What to do:
Your copy of the material below should match it exactly, except that it holds no pictures.

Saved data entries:
>> Begin

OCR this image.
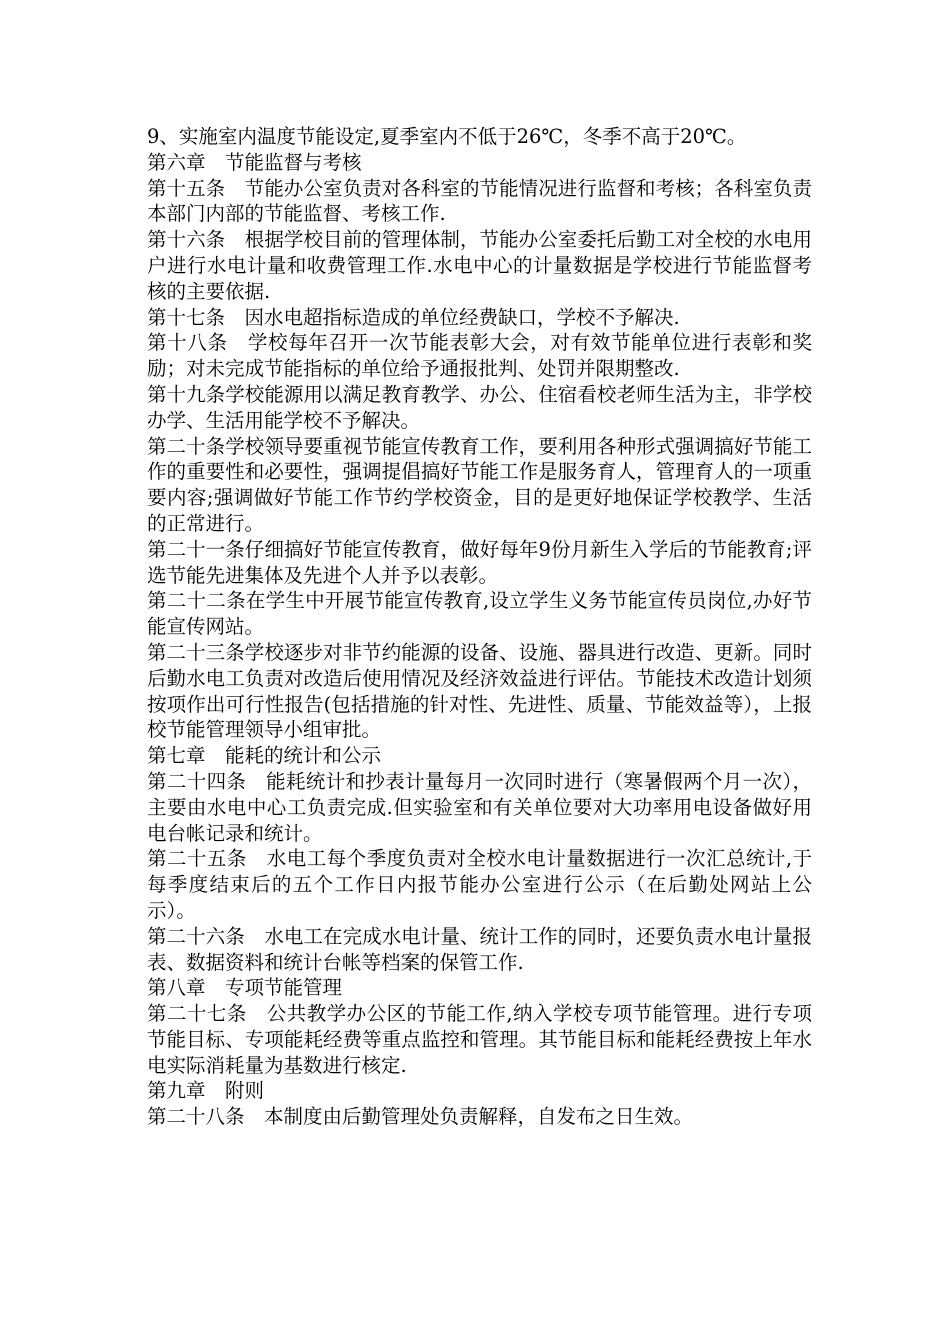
9、实施室内温度节能设定,夏季室内不低于26℃，冬季不高于20℃。

第六章　节能监督与考核

第十五条　节能办公室负责对各科室的节能情况进行监督和考核；各科室负责本部门内部的节能监督、考核工作.

第十六条　根据学校目前的管理体制，节能办公室委托后勤工对全校的水电用户进行水电计量和收费管理工作.水电中心的计量数据是学校进行节能监督考核的主要依据.

第十七条　因水电超指标造成的单位经费缺口，学校不予解决.

第十八条　学校每年召开一次节能表彰大会，对有效节能单位进行表彰和奖励；对未完成节能指标的单位给予通报批判、处罚并限期整改.

第十九条学校能源用以满足教育教学、办公、住宿看校老师生活为主，非学校办学、生活用能学校不予解决。

第二十条学校领导要重视节能宣传教育工作，要利用各种形式强调搞好节能工作的重要性和必要性，强调提倡搞好节能工作是服务育人，管理育人的一项重要内容;强调做好节能工作节约学校资金，目的是更好地保证学校教学、生活的正常进行。

第二十一条仔细搞好节能宣传教育，做好每年9份月新生入学后的节能教育;评选节能先进集体及先进个人并予以表彰。

第二十二条在学生中开展节能宣传教育,设立学生义务节能宣传员岗位,办好节能宣传网站。

第二十三条学校逐步对非节约能源的设备、设施、器具进行改造、更新。同时后勤水电工负责对改造后使用情况及经济效益进行评估。节能技术改造计划须按项作出可行性报告(包括措施的针对性、先进性、质量、节能效益等），上报校节能管理领导小组审批。

第七章　能耗的统计和公示

第二十四条　能耗统计和抄表计量每月一次同时进行（寒暑假两个月一次），主要由水电中心工负责完成.但实验室和有关单位要对大功率用电设备做好用电台帐记录和统计。

第二十五条　水电工每个季度负责对全校水电计量数据进行一次汇总统计,于每季度结束后的五个工作日内报节能办公室进行公示（在后勤处网站上公示）。

第二十六条　水电工在完成水电计量、统计工作的同时，还要负责水电计量报表、数据资料和统计台帐等档案的保管工作.

第八章　专项节能管理

第二十七条　公共教学办公区的节能工作,纳入学校专项节能管理。进行专项节能目标、专项能耗经费等重点监控和管理。其节能目标和能耗经费按上年水电实际消耗量为基数进行核定.

第九章　附则

第二十八条　本制度由后勤管理处负责解释，自发布之日生效。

>> End

Solution:
OCR this image.
9、实施室内温度节能设定,夏季室内不低于26℃，冬季不高于20℃。

第六章　节能监督与考核

第十五条　节能办公室负责对各科室的节能情况进行监督和考核；各科室负责本部门内部的节能监督、考核工作.

第十六条　根据学校目前的管理体制，节能办公室委托后勤工对全校的水电用户进行水电计量和收费管理工作.水电中心的计量数据是学校进行节能监督考核的主要依据.

第十七条　因水电超指标造成的单位经费缺口，学校不予解决.

第十八条　学校每年召开一次节能表彰大会，对有效节能单位进行表彰和奖励；对未完成节能指标的单位给予通报批判、处罚并限期整改.

第十九条学校能源用以满足教育教学、办公、住宿看校老师生活为主，非学校办学、生活用能学校不予解决。

第二十条学校领导要重视节能宣传教育工作，要利用各种形式强调搞好节能工作的重要性和必要性，强调提倡搞好节能工作是服务育人，管理育人的一项重要内容;强调做好节能工作节约学校资金，目的是更好地保证学校教学、生活的正常进行。

第二十一条仔细搞好节能宣传教育，做好每年9份月新生入学后的节能教育;评选节能先进集体及先进个人并予以表彰。

第二十二条在学生中开展节能宣传教育,设立学生义务节能宣传员岗位,办好节能宣传网站。

第二十三条学校逐步对非节约能源的设备、设施、器具进行改造、更新。同时后勤水电工负责对改造后使用情况及经济效益进行评估。节能技术改造计划须按项作出可行性报告(包括措施的针对性、先进性、质量、节能效益等），上报校节能管理领导小组审批。

第七章　能耗的统计和公示

第二十四条　能耗统计和抄表计量每月一次同时进行（寒暑假两个月一次），主要由水电中心工负责完成.但实验室和有关单位要对大功率用电设备做好用电台帐记录和统计。

第二十五条　水电工每个季度负责对全校水电计量数据进行一次汇总统计,于每季度结束后的五个工作日内报节能办公室进行公示（在后勤处网站上公示）。

第二十六条　水电工在完成水电计量、统计工作的同时，还要负责水电计量报表、数据资料和统计台帐等档案的保管工作.

第八章　专项节能管理

第二十七条　公共教学办公区的节能工作,纳入学校专项节能管理。进行专项节能目标、专项能耗经费等重点监控和管理。其节能目标和能耗经费按上年水电实际消耗量为基数进行核定.

第九章　附则

第二十八条　本制度由后勤管理处负责解释，自发布之日生效。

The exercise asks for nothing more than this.